-- Begin Data entries --

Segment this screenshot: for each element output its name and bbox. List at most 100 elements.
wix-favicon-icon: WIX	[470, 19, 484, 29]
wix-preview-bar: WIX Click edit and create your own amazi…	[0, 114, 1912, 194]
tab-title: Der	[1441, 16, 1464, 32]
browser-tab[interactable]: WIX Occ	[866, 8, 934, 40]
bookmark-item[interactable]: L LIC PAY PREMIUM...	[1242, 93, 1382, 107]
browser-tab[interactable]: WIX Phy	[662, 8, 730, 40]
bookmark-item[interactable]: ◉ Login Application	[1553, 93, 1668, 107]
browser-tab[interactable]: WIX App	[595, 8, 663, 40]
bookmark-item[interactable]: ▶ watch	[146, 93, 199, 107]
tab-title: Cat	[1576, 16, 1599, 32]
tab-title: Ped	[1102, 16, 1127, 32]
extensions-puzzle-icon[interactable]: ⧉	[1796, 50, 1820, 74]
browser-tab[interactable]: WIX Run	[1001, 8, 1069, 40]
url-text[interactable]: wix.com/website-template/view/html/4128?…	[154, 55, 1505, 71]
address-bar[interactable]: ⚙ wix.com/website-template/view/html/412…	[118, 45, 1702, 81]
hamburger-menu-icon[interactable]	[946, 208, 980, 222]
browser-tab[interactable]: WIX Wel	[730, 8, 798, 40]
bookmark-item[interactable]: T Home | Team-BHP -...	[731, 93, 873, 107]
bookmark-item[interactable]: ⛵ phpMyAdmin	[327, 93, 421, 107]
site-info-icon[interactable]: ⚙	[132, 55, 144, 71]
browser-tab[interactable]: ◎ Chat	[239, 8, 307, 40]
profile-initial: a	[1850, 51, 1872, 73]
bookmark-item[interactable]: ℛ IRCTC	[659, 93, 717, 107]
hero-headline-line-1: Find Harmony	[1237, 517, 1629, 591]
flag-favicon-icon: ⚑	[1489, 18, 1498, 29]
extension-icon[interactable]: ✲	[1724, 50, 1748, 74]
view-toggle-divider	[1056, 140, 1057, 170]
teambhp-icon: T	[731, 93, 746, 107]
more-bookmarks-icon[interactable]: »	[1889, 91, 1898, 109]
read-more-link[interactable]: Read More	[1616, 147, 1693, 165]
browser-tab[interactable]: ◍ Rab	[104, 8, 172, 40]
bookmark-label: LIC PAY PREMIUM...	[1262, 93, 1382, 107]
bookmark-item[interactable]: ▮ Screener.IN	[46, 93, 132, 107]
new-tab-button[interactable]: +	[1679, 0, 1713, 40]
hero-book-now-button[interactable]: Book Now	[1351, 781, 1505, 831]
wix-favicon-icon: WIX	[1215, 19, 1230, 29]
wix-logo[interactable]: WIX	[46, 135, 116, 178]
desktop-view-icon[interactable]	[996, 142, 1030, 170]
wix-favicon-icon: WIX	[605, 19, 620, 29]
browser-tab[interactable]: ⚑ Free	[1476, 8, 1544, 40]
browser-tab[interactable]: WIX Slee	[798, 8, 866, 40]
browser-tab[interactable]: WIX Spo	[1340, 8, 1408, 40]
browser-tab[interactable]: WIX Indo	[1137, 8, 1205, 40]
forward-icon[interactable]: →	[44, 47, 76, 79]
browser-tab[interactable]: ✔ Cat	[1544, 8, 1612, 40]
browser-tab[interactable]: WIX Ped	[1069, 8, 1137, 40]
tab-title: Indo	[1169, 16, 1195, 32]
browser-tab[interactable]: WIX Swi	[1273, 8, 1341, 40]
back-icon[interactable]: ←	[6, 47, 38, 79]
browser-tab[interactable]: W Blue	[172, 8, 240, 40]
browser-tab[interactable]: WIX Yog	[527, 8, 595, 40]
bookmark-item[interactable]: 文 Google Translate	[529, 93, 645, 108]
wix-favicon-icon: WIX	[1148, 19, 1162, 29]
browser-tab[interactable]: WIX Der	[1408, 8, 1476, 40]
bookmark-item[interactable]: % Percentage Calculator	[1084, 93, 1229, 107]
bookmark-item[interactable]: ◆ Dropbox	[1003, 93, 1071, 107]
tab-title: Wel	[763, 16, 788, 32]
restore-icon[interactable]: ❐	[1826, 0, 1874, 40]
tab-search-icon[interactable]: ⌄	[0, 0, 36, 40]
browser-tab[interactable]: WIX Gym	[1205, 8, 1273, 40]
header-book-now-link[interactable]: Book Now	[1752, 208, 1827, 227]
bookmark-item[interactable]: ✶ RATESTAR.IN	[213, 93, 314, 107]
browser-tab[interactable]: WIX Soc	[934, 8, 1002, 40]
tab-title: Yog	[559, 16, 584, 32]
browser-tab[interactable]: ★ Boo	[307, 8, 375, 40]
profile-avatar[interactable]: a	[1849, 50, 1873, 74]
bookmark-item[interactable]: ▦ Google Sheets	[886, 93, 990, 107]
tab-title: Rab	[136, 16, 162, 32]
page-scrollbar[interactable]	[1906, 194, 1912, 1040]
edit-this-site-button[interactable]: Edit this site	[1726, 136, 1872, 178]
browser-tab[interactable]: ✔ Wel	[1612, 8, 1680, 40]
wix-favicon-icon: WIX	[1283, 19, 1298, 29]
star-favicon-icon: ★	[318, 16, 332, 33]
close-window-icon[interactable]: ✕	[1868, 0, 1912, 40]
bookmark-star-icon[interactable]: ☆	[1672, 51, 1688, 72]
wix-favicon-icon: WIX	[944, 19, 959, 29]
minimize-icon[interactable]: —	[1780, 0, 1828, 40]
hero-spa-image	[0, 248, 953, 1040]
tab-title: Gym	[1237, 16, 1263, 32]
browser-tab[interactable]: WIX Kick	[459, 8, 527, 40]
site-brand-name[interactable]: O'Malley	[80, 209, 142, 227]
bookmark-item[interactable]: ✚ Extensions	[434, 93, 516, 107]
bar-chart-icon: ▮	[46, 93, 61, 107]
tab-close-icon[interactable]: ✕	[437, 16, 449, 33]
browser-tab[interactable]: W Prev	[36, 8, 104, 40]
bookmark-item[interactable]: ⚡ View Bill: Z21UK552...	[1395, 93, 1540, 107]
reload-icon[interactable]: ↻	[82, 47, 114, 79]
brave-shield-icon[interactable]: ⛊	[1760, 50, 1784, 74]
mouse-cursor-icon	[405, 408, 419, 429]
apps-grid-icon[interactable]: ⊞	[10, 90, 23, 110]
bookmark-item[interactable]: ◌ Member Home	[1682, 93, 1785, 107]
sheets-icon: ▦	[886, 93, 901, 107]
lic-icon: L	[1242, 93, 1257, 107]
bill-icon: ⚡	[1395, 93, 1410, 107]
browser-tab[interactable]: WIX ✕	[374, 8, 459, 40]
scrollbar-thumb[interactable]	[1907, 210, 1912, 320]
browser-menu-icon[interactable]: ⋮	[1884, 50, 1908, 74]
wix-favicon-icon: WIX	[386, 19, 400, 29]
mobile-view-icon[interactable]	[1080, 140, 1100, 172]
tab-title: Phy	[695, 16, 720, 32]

-- End Data entries --

▶ Directive: Rewrite the lines above, replacing every occurrence of "bookmark-item" with "bookmark-link" and leaving everything else unchanged.

▶ Task answer:
Segment this screenshot: for each element output its name and bbox. List at most 100 elements.
wix-favicon-icon: WIX	[470, 19, 484, 29]
wix-preview-bar: WIX Click edit and create your own amazi…	[0, 114, 1912, 194]
tab-title: Der	[1441, 16, 1464, 32]
browser-tab[interactable]: WIX Occ	[866, 8, 934, 40]
bookmark-link[interactable]: L LIC PAY PREMIUM...	[1242, 93, 1382, 107]
browser-tab[interactable]: WIX Phy	[662, 8, 730, 40]
bookmark-link[interactable]: ◉ Login Application	[1553, 93, 1668, 107]
browser-tab[interactable]: WIX App	[595, 8, 663, 40]
bookmark-link[interactable]: ▶ watch	[146, 93, 199, 107]
tab-title: Cat	[1576, 16, 1599, 32]
tab-title: Ped	[1102, 16, 1127, 32]
extensions-puzzle-icon[interactable]: ⧉	[1796, 50, 1820, 74]
browser-tab[interactable]: WIX Run	[1001, 8, 1069, 40]
url-text[interactable]: wix.com/website-template/view/html/4128?…	[154, 55, 1505, 71]
address-bar[interactable]: ⚙ wix.com/website-template/view/html/412…	[118, 45, 1702, 81]
hamburger-menu-icon[interactable]	[946, 208, 980, 222]
browser-tab[interactable]: WIX Wel	[730, 8, 798, 40]
bookmark-link[interactable]: T Home | Team-BHP -...	[731, 93, 873, 107]
bookmark-link[interactable]: ⛵ phpMyAdmin	[327, 93, 421, 107]
site-info-icon[interactable]: ⚙	[132, 55, 144, 71]
browser-tab[interactable]: ◎ Chat	[239, 8, 307, 40]
profile-initial: a	[1850, 51, 1872, 73]
bookmark-link[interactable]: ℛ IRCTC	[659, 93, 717, 107]
hero-headline-line-1: Find Harmony	[1237, 517, 1629, 591]
flag-favicon-icon: ⚑	[1489, 18, 1498, 29]
extension-icon[interactable]: ✲	[1724, 50, 1748, 74]
view-toggle-divider	[1056, 140, 1057, 170]
teambhp-icon: T	[731, 93, 746, 107]
more-bookmarks-icon[interactable]: »	[1889, 91, 1898, 109]
read-more-link[interactable]: Read More	[1616, 147, 1693, 165]
browser-tab[interactable]: ◍ Rab	[104, 8, 172, 40]
bookmark-label: LIC PAY PREMIUM...	[1262, 93, 1382, 107]
bookmark-link[interactable]: ▮ Screener.IN	[46, 93, 132, 107]
new-tab-button[interactable]: +	[1679, 0, 1713, 40]
hero-book-now-button[interactable]: Book Now	[1351, 781, 1505, 831]
wix-favicon-icon: WIX	[1215, 19, 1230, 29]
wix-logo[interactable]: WIX	[46, 135, 116, 178]
desktop-view-icon[interactable]	[996, 142, 1030, 170]
wix-favicon-icon: WIX	[605, 19, 620, 29]
browser-tab[interactable]: ⚑ Free	[1476, 8, 1544, 40]
browser-tab[interactable]: WIX Slee	[798, 8, 866, 40]
browser-tab[interactable]: WIX Spo	[1340, 8, 1408, 40]
browser-tab[interactable]: WIX Indo	[1137, 8, 1205, 40]
forward-icon[interactable]: →	[44, 47, 76, 79]
browser-tab[interactable]: ✔ Cat	[1544, 8, 1612, 40]
browser-tab[interactable]: WIX Ped	[1069, 8, 1137, 40]
tab-title: Indo	[1169, 16, 1195, 32]
browser-tab[interactable]: WIX Swi	[1273, 8, 1341, 40]
back-icon[interactable]: ←	[6, 47, 38, 79]
browser-tab[interactable]: W Blue	[172, 8, 240, 40]
browser-tab[interactable]: WIX Yog	[527, 8, 595, 40]
bookmark-link[interactable]: 文 Google Translate	[529, 93, 645, 108]
wix-favicon-icon: WIX	[1148, 19, 1162, 29]
browser-tab[interactable]: WIX Der	[1408, 8, 1476, 40]
bookmark-link[interactable]: % Percentage Calculator	[1084, 93, 1229, 107]
bookmark-link[interactable]: ◆ Dropbox	[1003, 93, 1071, 107]
tab-title: Wel	[763, 16, 788, 32]
restore-icon[interactable]: ❐	[1826, 0, 1874, 40]
tab-search-icon[interactable]: ⌄	[0, 0, 36, 40]
browser-tab[interactable]: WIX Gym	[1205, 8, 1273, 40]
header-book-now-link[interactable]: Book Now	[1752, 208, 1827, 227]
bookmark-link[interactable]: ✶ RATESTAR.IN	[213, 93, 314, 107]
browser-tab[interactable]: WIX Soc	[934, 8, 1002, 40]
tab-title: Yog	[559, 16, 584, 32]
browser-tab[interactable]: ★ Boo	[307, 8, 375, 40]
profile-avatar[interactable]: a	[1849, 50, 1873, 74]
bookmark-link[interactable]: ▦ Google Sheets	[886, 93, 990, 107]
tab-title: Rab	[136, 16, 162, 32]
page-scrollbar[interactable]	[1906, 194, 1912, 1040]
edit-this-site-button[interactable]: Edit this site	[1726, 136, 1872, 178]
browser-tab[interactable]: ✔ Wel	[1612, 8, 1680, 40]
wix-favicon-icon: WIX	[1283, 19, 1298, 29]
star-favicon-icon: ★	[318, 16, 332, 33]
close-window-icon[interactable]: ✕	[1868, 0, 1912, 40]
bookmark-star-icon[interactable]: ☆	[1672, 51, 1688, 72]
wix-favicon-icon: WIX	[944, 19, 959, 29]
minimize-icon[interactable]: —	[1780, 0, 1828, 40]
hero-spa-image	[0, 248, 953, 1040]
tab-title: Gym	[1237, 16, 1263, 32]
browser-tab[interactable]: WIX Kick	[459, 8, 527, 40]
site-brand-name[interactable]: O'Malley	[80, 209, 142, 227]
bookmark-link[interactable]: ✚ Extensions	[434, 93, 516, 107]
bar-chart-icon: ▮	[46, 93, 61, 107]
tab-close-icon[interactable]: ✕	[437, 16, 449, 33]
browser-tab[interactable]: W Prev	[36, 8, 104, 40]
bookmark-link[interactable]: ⚡ View Bill: Z21UK552...	[1395, 93, 1540, 107]
reload-icon[interactable]: ↻	[82, 47, 114, 79]
brave-shield-icon[interactable]: ⛊	[1760, 50, 1784, 74]
mouse-cursor-icon	[405, 408, 419, 429]
apps-grid-icon[interactable]: ⊞	[10, 90, 23, 110]
bookmark-link[interactable]: ◌ Member Home	[1682, 93, 1785, 107]
sheets-icon: ▦	[886, 93, 901, 107]
lic-icon: L	[1242, 93, 1257, 107]
bill-icon: ⚡	[1395, 93, 1410, 107]
browser-tab[interactable]: WIX ✕	[374, 8, 459, 40]
scrollbar-thumb[interactable]	[1907, 210, 1912, 320]
browser-menu-icon[interactable]: ⋮	[1884, 50, 1908, 74]
wix-favicon-icon: WIX	[386, 19, 400, 29]
mobile-view-icon[interactable]	[1080, 140, 1100, 172]
tab-title: Phy	[695, 16, 720, 32]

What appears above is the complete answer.